[Data tied to figure images]
= = = = = = =
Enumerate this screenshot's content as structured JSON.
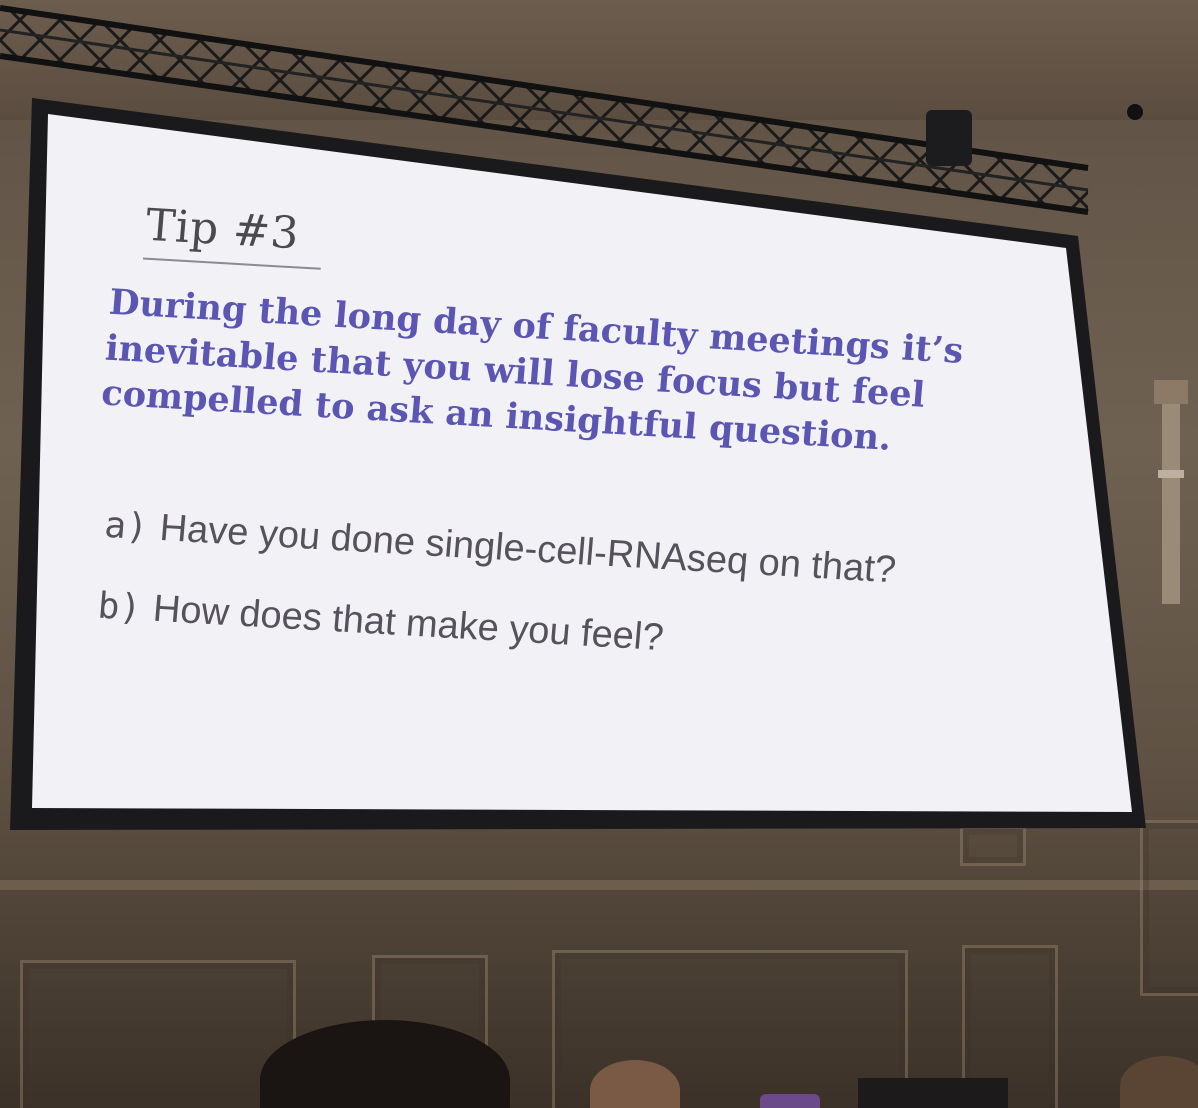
{
  "slide": {
    "title": "Tip #3",
    "body_lines": [
      "During the long day of faculty meetings it’s",
      "inevitable that you will lose focus but feel",
      "compelled to ask an insightful question."
    ],
    "options": [
      {
        "marker": "a)",
        "text": "Have you done single-cell-RNAseq on that?"
      },
      {
        "marker": "b)",
        "text": "How does that make you feel?"
      }
    ]
  },
  "colors": {
    "slide_background": "#f1f1f6",
    "title_text": "#4b4a4f",
    "body_text": "#5b56b3",
    "option_text": "#56525c",
    "screen_border": "#1a1a1c",
    "wall": "#6f6152",
    "truss": "#141414"
  }
}
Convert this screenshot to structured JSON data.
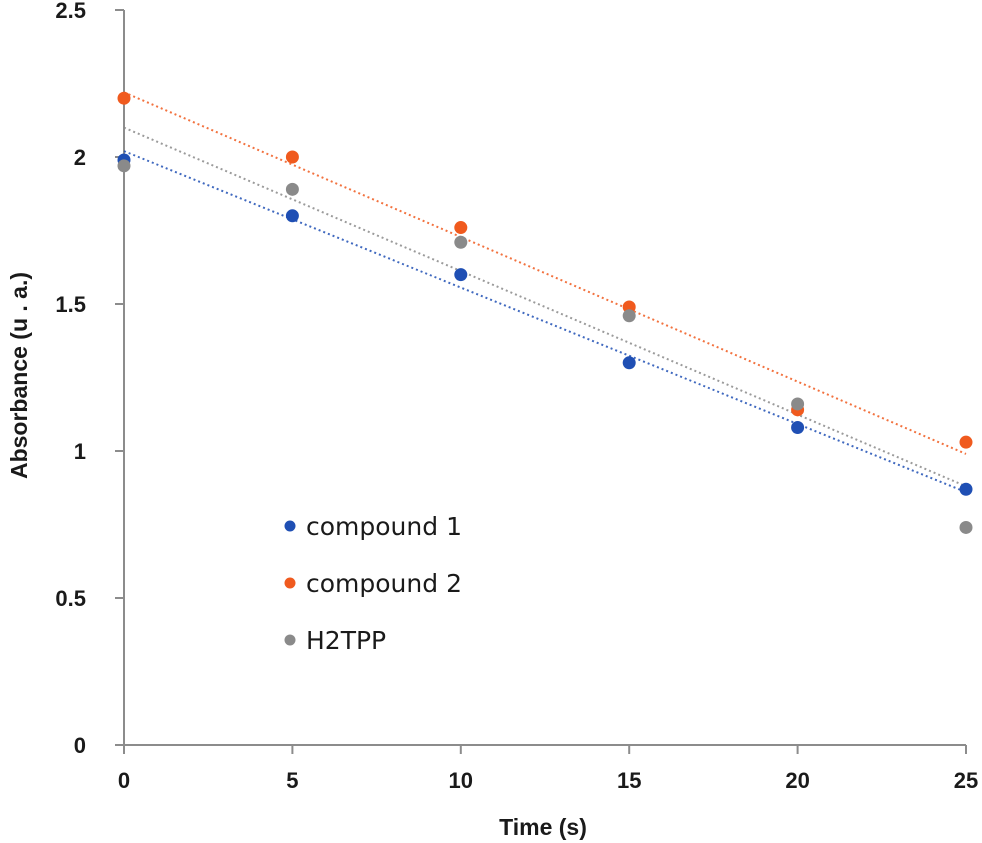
{
  "chart_data": {
    "type": "scatter",
    "xlabel": "Time (s)",
    "ylabel": "Absorbance (u . a.)",
    "xlim": [
      0,
      25
    ],
    "ylim": [
      0,
      2.5
    ],
    "xticks": [
      "0",
      "5",
      "10",
      "15",
      "20",
      "25"
    ],
    "yticks": [
      "0",
      "0.5",
      "1",
      "1.5",
      "2",
      "2.5"
    ],
    "grid": false,
    "legend_position": "lower-left",
    "trendlines": "dotted linear fit per series",
    "series": [
      {
        "name": "compound 1",
        "color": "#1f4fb4",
        "x": [
          0,
          5,
          10,
          15,
          20,
          25
        ],
        "y": [
          1.99,
          1.8,
          1.6,
          1.3,
          1.08,
          0.87
        ],
        "fit": {
          "y_start": 2.02,
          "y_end": 0.86
        }
      },
      {
        "name": "compound 2",
        "color": "#f05a1e",
        "x": [
          0,
          5,
          10,
          15,
          20,
          25
        ],
        "y": [
          2.2,
          2.0,
          1.76,
          1.49,
          1.14,
          1.03
        ],
        "fit": {
          "y_start": 2.22,
          "y_end": 0.99
        }
      },
      {
        "name": "H2TPP",
        "color": "#8a8a8a",
        "x": [
          0,
          5,
          10,
          15,
          20,
          25
        ],
        "y": [
          1.97,
          1.89,
          1.71,
          1.46,
          1.16,
          0.74
        ],
        "fit": {
          "y_start": 2.1,
          "y_end": 0.88
        }
      }
    ]
  }
}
= = = = = = =
Given instruction:
A faithful copy of the records above is needed, with the pictures left out.

The output:
Enumerate this screenshot's content as structured JSON.
{
  "slide": {
    "title": "Tip #3",
    "body_lines": [
      "During the long day of faculty meetings it’s",
      "inevitable that you will lose focus but feel",
      "compelled to ask an insightful question."
    ],
    "options": [
      {
        "marker": "a)",
        "text": "Have you done single-cell-RNAseq on that?"
      },
      {
        "marker": "b)",
        "text": "How does that make you feel?"
      }
    ]
  },
  "colors": {
    "slide_background": "#f1f1f6",
    "title_text": "#4b4a4f",
    "body_text": "#5b56b3",
    "option_text": "#56525c",
    "screen_border": "#1a1a1c",
    "wall": "#6f6152",
    "truss": "#141414"
  }
}
Convert this screenshot to structured JSON data.
{
  "chart_data": {
    "type": "scatter",
    "xlabel": "Time (s)",
    "ylabel": "Absorbance (u . a.)",
    "xlim": [
      0,
      25
    ],
    "ylim": [
      0,
      2.5
    ],
    "xticks": [
      "0",
      "5",
      "10",
      "15",
      "20",
      "25"
    ],
    "yticks": [
      "0",
      "0.5",
      "1",
      "1.5",
      "2",
      "2.5"
    ],
    "grid": false,
    "legend_position": "lower-left",
    "trendlines": "dotted linear fit per series",
    "series": [
      {
        "name": "compound 1",
        "color": "#1f4fb4",
        "x": [
          0,
          5,
          10,
          15,
          20,
          25
        ],
        "y": [
          1.99,
          1.8,
          1.6,
          1.3,
          1.08,
          0.87
        ],
        "fit": {
          "y_start": 2.02,
          "y_end": 0.86
        }
      },
      {
        "name": "compound 2",
        "color": "#f05a1e",
        "x": [
          0,
          5,
          10,
          15,
          20,
          25
        ],
        "y": [
          2.2,
          2.0,
          1.76,
          1.49,
          1.14,
          1.03
        ],
        "fit": {
          "y_start": 2.22,
          "y_end": 0.99
        }
      },
      {
        "name": "H2TPP",
        "color": "#8a8a8a",
        "x": [
          0,
          5,
          10,
          15,
          20,
          25
        ],
        "y": [
          1.97,
          1.89,
          1.71,
          1.46,
          1.16,
          0.74
        ],
        "fit": {
          "y_start": 2.1,
          "y_end": 0.88
        }
      }
    ]
  }
}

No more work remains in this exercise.